(AVAILABLE RECORDS):
******************************

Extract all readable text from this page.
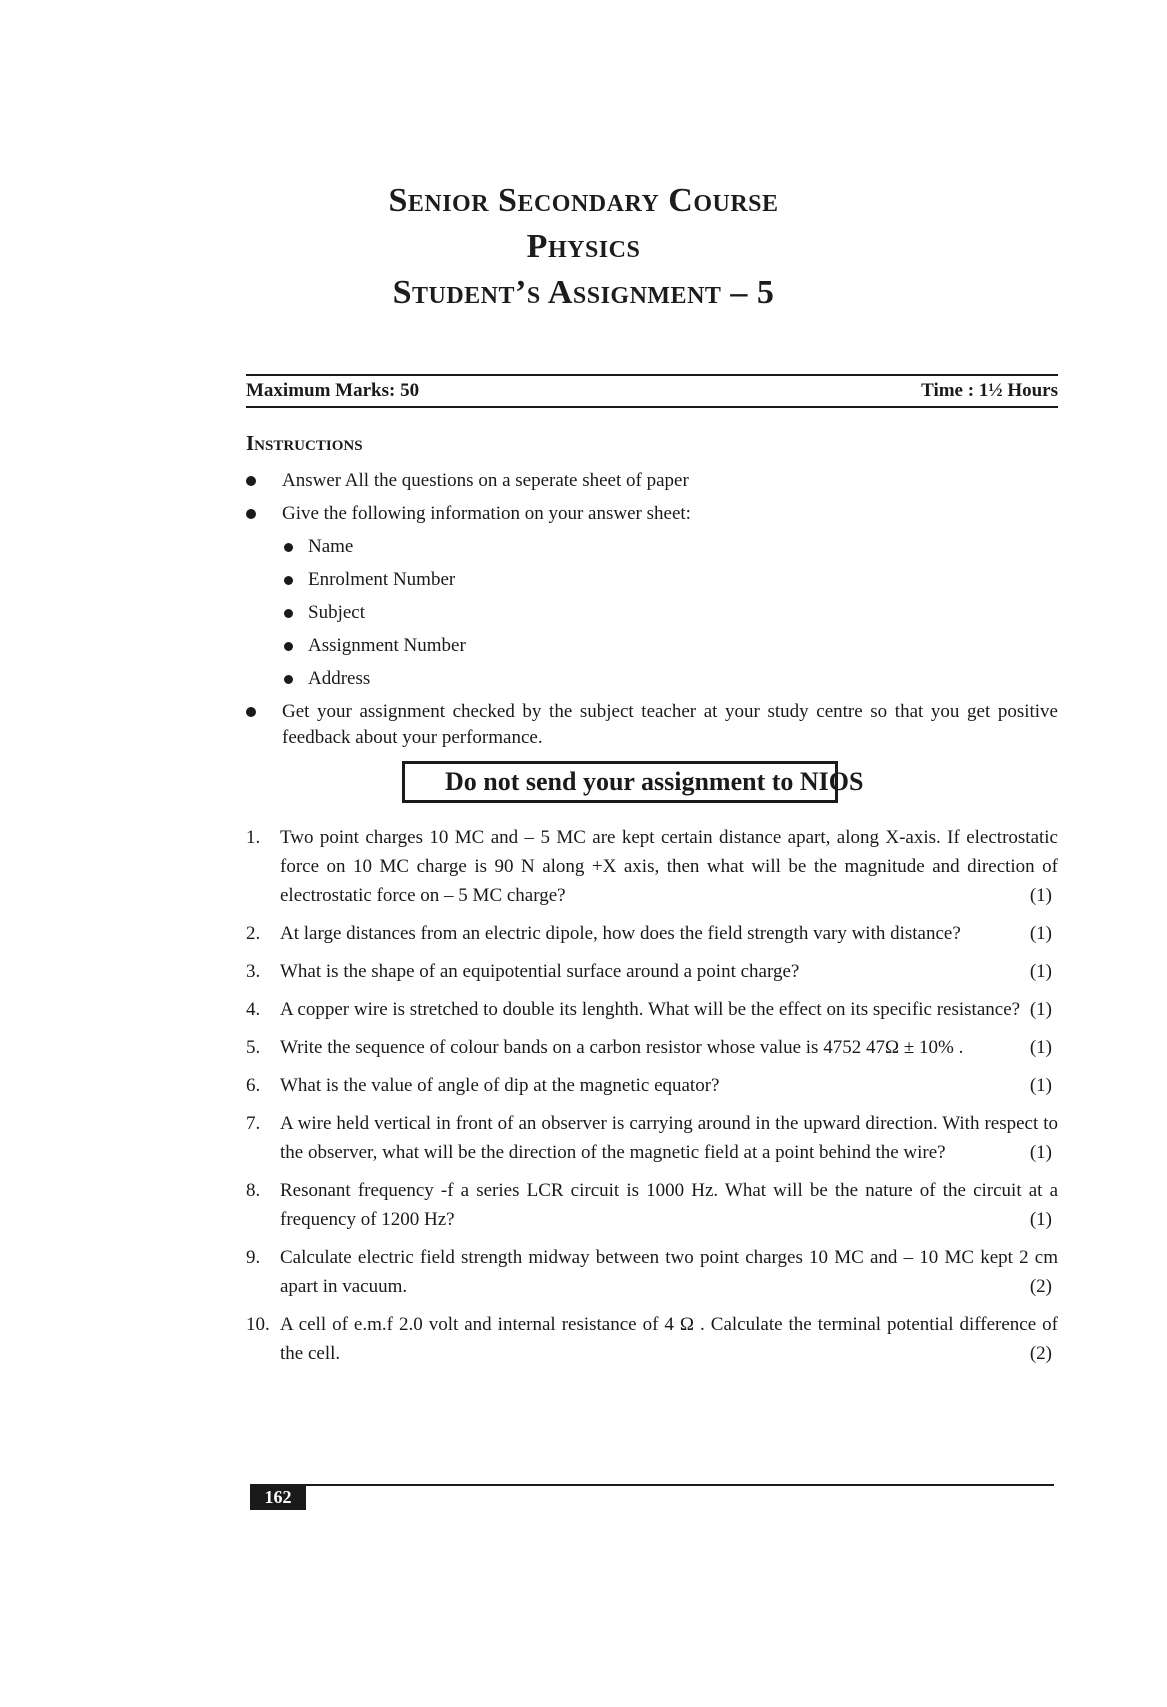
Senior Secondary Course
Physics
Student’s Assignment – 5
Maximum Marks: 50	Time : 1½ Hours
Instructions
Answer All the questions on a seperate sheet of paper
Give the following information on your answer sheet:
Name
Enrolment Number
Subject
Assignment Number
Address
Get your assignment checked by the subject teacher at your study centre so that you get positive feedback about your performance.
Do not send your assignment to NIOS
1. Two point charges 10 MC and – 5 MC are kept certain distance apart, along X-axis. If electrostatic force on 10 MC charge is 90 N along +X axis, then what will be the magnitude and direction of electrostatic force on – 5 MC charge?	(1)
2. At large distances from an electric dipole, how does the field strength vary with distance?	(1)
3. What is the shape of an equipotential surface around a point charge?	(1)
4. A copper wire is stretched to double its lenghth. What will be the effect on its specific resistance? (1)
5. Write the sequence of colour bands on a carbon resistor whose value is 4752 47Ω ± 10% .	(1)
6. What is the value of angle of dip at the magnetic equator?	(1)
7. A wire held vertical in front of an observer is carrying around in the upward direction. With respect to the observer, what will be the direction of the magnetic field at a point behind the wire?	(1)
8. Resonant frequency -f a series LCR circuit is 1000 Hz. What will be the nature of the circuit at a frequency of 1200 Hz?	(1)
9. Calculate electric field strength midway between two point charges 10 MC and – 10 MC kept 2 cm apart in vacuum.	(2)
10. A cell of e.m.f 2.0 volt and internal resistance of 4 Ω . Calculate the terminal potential difference of the cell.	(2)
162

******************************

(GIVEN REQUEST):
Give back each entry exactly as it appears, with no pictures.

(TASK SOLUTION):
Extract all readable text from this page.
Senior Secondary Course
Physics
Student’s Assignment – 5
Maximum Marks: 50	Time : 1½ Hours
Instructions
Answer All the questions on a seperate sheet of paper
Give the following information on your answer sheet:
Name
Enrolment Number
Subject
Assignment Number
Address
Get your assignment checked by the subject teacher at your study centre so that you get positive feedback about your performance.
Do not send your assignment to NIOS
1. Two point charges 10 MC and – 5 MC are kept certain distance apart, along X-axis. If electrostatic force on 10 MC charge is 90 N along +X axis, then what will be the magnitude and direction of electrostatic force on – 5 MC charge?	(1)
2. At large distances from an electric dipole, how does the field strength vary with distance?	(1)
3. What is the shape of an equipotential surface around a point charge?	(1)
4. A copper wire is stretched to double its lenghth. What will be the effect on its specific resistance? (1)
5. Write the sequence of colour bands on a carbon resistor whose value is 4752 47Ω ± 10% .	(1)
6. What is the value of angle of dip at the magnetic equator?	(1)
7. A wire held vertical in front of an observer is carrying around in the upward direction. With respect to the observer, what will be the direction of the magnetic field at a point behind the wire?	(1)
8. Resonant frequency -f a series LCR circuit is 1000 Hz. What will be the nature of the circuit at a frequency of 1200 Hz?	(1)
9. Calculate electric field strength midway between two point charges 10 MC and – 10 MC kept 2 cm apart in vacuum.	(2)
10. A cell of e.m.f 2.0 volt and internal resistance of 4 Ω . Calculate the terminal potential difference of the cell.	(2)
162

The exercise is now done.